From the records, pick out and copy each line containing "gifts".
** START **
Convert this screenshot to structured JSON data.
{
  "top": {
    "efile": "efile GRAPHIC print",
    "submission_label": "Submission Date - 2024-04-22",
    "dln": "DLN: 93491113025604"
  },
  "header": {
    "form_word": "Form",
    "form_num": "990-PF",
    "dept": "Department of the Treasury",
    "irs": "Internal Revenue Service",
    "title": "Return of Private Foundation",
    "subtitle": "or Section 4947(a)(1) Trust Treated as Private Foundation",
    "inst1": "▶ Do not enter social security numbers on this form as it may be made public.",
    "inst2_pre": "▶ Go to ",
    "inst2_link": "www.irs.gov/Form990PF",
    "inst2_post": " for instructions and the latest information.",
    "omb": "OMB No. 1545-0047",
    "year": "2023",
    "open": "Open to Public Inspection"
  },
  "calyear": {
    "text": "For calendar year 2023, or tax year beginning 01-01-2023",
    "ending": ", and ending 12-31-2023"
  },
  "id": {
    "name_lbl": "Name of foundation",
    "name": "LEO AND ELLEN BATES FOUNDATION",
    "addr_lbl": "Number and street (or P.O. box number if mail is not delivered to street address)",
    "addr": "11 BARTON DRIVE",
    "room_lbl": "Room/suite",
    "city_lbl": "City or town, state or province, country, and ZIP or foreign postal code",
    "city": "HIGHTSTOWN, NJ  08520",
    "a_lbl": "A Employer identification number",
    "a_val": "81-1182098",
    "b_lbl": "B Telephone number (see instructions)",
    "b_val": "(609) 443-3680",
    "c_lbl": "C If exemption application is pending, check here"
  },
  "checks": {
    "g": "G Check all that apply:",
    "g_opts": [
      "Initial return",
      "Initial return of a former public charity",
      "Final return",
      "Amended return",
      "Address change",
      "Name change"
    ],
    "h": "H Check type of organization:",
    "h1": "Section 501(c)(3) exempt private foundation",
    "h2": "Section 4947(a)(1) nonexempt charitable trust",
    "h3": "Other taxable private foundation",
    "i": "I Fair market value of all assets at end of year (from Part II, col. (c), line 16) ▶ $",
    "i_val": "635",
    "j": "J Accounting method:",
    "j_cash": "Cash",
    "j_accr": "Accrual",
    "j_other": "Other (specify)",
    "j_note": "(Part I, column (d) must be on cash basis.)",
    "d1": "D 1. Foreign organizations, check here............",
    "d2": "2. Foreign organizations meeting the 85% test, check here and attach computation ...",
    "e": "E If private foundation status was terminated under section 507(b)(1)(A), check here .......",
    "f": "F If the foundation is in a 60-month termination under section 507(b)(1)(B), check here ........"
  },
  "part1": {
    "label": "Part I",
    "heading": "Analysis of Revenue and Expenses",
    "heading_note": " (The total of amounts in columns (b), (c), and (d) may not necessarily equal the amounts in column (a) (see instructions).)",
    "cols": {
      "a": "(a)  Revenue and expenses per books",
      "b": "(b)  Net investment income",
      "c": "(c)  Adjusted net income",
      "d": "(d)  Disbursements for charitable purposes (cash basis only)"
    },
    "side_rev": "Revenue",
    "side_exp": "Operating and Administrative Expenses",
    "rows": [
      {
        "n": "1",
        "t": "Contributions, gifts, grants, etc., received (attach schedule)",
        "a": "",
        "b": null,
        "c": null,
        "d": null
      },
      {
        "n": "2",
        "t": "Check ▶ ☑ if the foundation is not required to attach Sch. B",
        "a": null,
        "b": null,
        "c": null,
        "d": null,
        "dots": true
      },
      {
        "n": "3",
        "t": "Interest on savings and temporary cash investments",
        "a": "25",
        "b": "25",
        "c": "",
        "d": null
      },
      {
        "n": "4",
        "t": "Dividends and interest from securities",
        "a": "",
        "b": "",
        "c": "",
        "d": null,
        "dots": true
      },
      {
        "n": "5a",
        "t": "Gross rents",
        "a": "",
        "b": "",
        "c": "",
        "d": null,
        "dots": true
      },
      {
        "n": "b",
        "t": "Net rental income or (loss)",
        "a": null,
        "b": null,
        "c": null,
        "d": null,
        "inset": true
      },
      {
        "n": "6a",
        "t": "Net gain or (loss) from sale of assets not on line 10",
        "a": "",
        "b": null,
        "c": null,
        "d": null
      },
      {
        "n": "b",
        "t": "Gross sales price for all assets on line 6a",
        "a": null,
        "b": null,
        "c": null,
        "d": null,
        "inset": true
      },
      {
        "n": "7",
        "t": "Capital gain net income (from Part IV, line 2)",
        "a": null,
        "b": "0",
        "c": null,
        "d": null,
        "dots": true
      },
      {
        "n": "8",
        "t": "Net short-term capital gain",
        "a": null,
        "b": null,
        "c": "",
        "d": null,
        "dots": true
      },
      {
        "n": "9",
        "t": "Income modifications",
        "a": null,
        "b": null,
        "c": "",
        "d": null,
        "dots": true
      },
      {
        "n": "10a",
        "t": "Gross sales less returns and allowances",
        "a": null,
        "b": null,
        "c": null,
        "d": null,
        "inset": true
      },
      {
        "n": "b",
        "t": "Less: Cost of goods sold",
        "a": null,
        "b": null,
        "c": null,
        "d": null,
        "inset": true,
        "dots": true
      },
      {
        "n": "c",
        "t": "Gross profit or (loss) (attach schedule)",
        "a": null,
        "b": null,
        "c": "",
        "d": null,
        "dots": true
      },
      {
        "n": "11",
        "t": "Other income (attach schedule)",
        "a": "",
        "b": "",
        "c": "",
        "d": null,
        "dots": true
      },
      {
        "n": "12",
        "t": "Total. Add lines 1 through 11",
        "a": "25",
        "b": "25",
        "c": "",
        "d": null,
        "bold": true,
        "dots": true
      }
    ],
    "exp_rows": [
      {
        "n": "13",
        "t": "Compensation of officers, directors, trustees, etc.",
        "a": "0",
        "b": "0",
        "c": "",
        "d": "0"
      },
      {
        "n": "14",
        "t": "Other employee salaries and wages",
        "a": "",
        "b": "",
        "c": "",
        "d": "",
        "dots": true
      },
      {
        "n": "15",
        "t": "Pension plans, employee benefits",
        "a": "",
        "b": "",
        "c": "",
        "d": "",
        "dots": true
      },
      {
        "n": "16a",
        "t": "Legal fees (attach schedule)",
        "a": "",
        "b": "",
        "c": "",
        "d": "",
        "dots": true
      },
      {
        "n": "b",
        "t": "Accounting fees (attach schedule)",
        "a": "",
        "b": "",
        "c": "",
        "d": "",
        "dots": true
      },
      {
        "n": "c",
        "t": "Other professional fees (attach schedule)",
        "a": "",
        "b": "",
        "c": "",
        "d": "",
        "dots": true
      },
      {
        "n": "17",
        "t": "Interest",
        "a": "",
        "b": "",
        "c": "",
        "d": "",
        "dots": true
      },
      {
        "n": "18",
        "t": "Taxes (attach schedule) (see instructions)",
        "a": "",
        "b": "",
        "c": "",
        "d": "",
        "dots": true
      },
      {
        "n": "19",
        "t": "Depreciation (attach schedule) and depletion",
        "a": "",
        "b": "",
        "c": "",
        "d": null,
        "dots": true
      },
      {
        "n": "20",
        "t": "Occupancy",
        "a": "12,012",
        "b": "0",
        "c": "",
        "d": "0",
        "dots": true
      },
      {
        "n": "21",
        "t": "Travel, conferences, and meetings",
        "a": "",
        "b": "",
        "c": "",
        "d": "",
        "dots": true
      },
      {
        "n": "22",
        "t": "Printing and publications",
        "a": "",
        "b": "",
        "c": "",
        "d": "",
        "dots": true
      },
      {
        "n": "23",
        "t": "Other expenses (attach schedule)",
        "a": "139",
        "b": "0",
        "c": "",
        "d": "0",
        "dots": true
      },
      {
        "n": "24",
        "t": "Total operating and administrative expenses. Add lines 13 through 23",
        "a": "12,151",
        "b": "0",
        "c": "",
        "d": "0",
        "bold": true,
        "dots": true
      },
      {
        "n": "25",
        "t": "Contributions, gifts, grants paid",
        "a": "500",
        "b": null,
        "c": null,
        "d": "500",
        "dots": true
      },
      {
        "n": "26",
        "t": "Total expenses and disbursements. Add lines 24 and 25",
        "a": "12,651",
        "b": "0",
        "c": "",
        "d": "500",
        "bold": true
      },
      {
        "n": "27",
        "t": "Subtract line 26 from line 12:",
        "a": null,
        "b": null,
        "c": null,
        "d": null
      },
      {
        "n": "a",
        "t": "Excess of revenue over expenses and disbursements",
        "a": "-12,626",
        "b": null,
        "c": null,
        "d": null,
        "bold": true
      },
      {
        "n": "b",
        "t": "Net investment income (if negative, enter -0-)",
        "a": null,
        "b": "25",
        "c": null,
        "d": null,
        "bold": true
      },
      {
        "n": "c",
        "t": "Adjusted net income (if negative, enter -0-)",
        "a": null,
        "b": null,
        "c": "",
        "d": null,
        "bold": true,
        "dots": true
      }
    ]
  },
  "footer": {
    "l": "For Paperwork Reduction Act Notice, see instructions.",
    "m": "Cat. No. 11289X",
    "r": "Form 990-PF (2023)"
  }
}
** END **
_Solution for this exercise_
        "t": "Contributions, gifts, grants, etc., received (attach schedule)",
        "t": "Contributions, gifts, grants paid",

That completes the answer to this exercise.